Track down each line that has the word "civile" and copy it.

Saved entries

↓↓↓

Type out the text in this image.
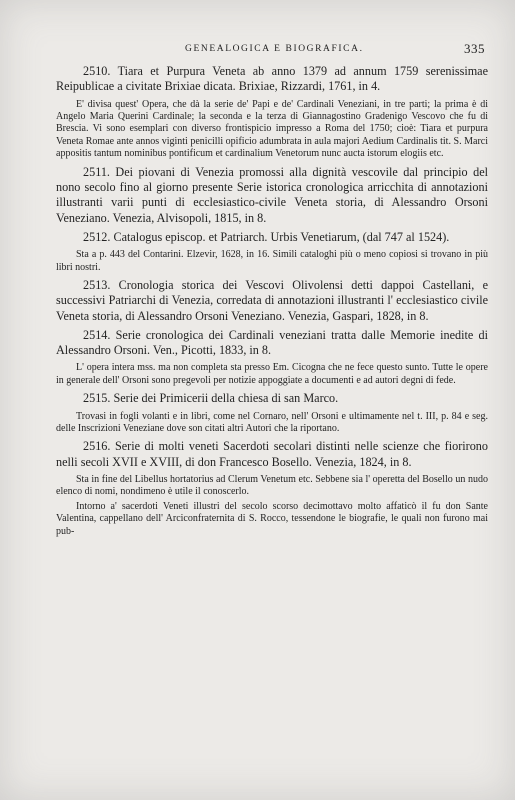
GENEALOGICA E BIOGRAFICA.	335

2510. Tiara et Purpura Veneta ab anno 1379 ad annum 1759 serenissimae Reipublicae a civitate Brixiae dicata. Brixiae, Rizzardi, 1761, in 4.

E' divisa quest' Opera, che dà la serie de' Papi e de' Cardinali Veneziani, in tre parti; la prima è di Angelo Maria Querini Cardinale; la seconda e la terza di Giannagostino Gradenigo Vescovo che fu di Brescia. Vi sono esemplari con diverso frontispicio impresso a Roma del 1750; cioè: Tiara et purpura Veneta Romae ante annos viginti penicilli opificio adumbrata in aula majori Aedium Cardinalis tit. S. Marci appositis tantum nominibus pontificum et cardinalium Venetorum nunc aucta istorum elogiis etc.

2511. Dei piovani di Venezia promossi alla dignità vescovile dal principio del nono secolo fino al giorno presente Serie istorica cronologica arricchita di annotazioni illustranti varii punti di ecclesiastico-civile Veneta storia, di Alessandro Orsoni Veneziano. Venezia, Alvisopoli, 1815, in 8.

2512. Catalogus episcop. et Patriarch. Urbis Venetiarum, (dal 747 al 1524).

Sta a p. 443 del Contarini. Elzevir, 1628, in 16. Simili cataloghi più o meno copiosi si trovano in più libri nostri.

2513. Cronologia storica dei Vescovi Olivolensi detti dappoi Castellani, e successivi Patriarchi di Venezia, corredata di annotazioni illustranti l' ecclesiastico civile Veneta storia, di Alessandro Orsoni Veneziano. Venezia, Gaspari, 1828, in 8.

2514. Serie cronologica dei Cardinali veneziani tratta dalle Memorie inedite di Alessandro Orsoni. Ven., Picotti, 1833, in 8.

L' opera intera mss. ma non completa sta presso Em. Cicogna che ne fece questo sunto. Tutte le opere in generale dell' Orsoni sono pregevoli per notizie appoggiate a documenti e ad autori degni di fede.

2515. Serie dei Primicerii della chiesa di san Marco.

Trovasi in fogli volanti e in libri, come nel Cornaro, nell' Orsoni e ultimamente nel t. III, p. 84 e seg. delle Inscrizioni Veneziane dove son citati altri Autori che la riportano.

2516. Serie di molti veneti Sacerdoti secolari distinti nelle scienze che fiorirono nelli secoli XVII e XVIII, di don Francesco Bosello. Venezia, 1824, in 8.

Sta in fine del Libellus hortatorius ad Clerum Venetum etc. Sebbene sia l' operetta del Bosello un nudo elenco di nomi, nondimeno è utile il conoscerlo.

Intorno a' sacerdoti Veneti illustri del secolo scorso decimottavo molto affaticò il fu don Sante Valentina, cappellano dell' Arciconfraternita di S. Rocco, tessendone le biografie, le quali non furono mai pub-
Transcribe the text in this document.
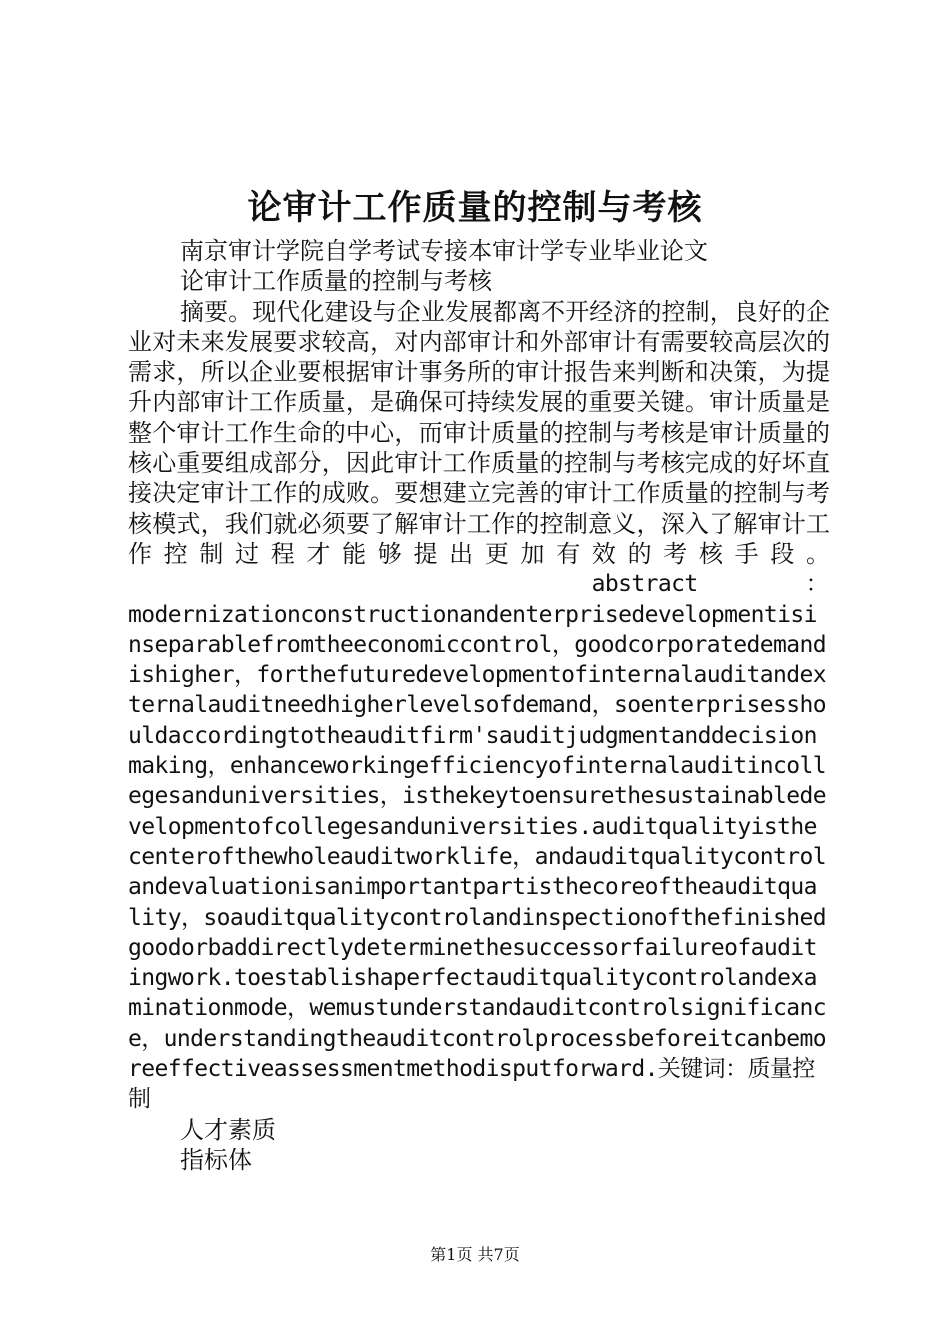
论审计工作质量的控制与考核

南京审计学院自学考试专接本审计学专业毕业论文

论审计工作质量的控制与考核

摘要。现代化建设与企业发展都离不开经济的控制，良好的企业对未来发展要求较高，对内部审计和外部审计有需要较高层次的需求，所以企业要根据审计事务所的审计报告来判断和决策，为提升内部审计工作质量，是确保可持续发展的重要关键。审计质量是整个审计工作生命的中心，而审计质量的控制与考核是审计质量的核心重要组成部分，因此审计工作质量的控制与考核完成的好坏直接决定审计工作的成败。要想建立完善的审计工作质量的控制与考核模式，我们就必须要了解审计工作的控制意义，深入了解审计工作控制过程才能够提出更加有效的考核手段。

abstract	：
modernizationconstructionandenterprisedevelopmentisinseparablefromtheeconomiccontrol，goodcorporatedemandishigher，forthefuturedevelopmentofinternalauditandexternalauditneedhigherlevelsofdemand，soenterprisesshouldaccordingtotheauditfirm'sauditjudgmentanddecisionmaking，enhanceworkingefficiencyofinternalauditincollegesanduniversities，isthekeytoensurethesustainabledevelopmentofcollegesanduniversities.auditqualityisthecenterofthewholeauditworklife，andauditqualitycontrolandevaluationisanimportantpartisthecoreoftheauditquality，soauditqualitycontrolandinspectionofthefinishedgoodorbaddirectlydeterminethesuccessorfailureofauditingwork.toestablishaperfectauditqualitycontrolandexaminationmode，wemustunderstandauditcontrolsignificance，understandingtheauditcontrolprocessbeforeitcanbemoreeffectiveassessmentmethodisputforward.关键词：质量控制

人才素质

指标体

第1页 共7页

↑↑↑

** FULL SOLUTION **
2511. Dei piovani di Venezia promossi alla dignità vescovile dal principio del nono secolo fino al giorno presente Serie istorica cronologica arricchita di annotazioni illustranti varii punti di ecclesiastico-civile Veneta storia, di Alessandro Orsoni Veneziano. Venezia, Alvisopoli, 1815, in 8.
2513. Cronologia storica dei Vescovi Olivolensi detti dappoi Castellani, e successivi Patriarchi di Venezia, corredata di annotazioni illustranti l' ecclesiastico civile Veneta storia, di Alessandro Orsoni Veneziano. Venezia, Gaspari, 1828, in 8.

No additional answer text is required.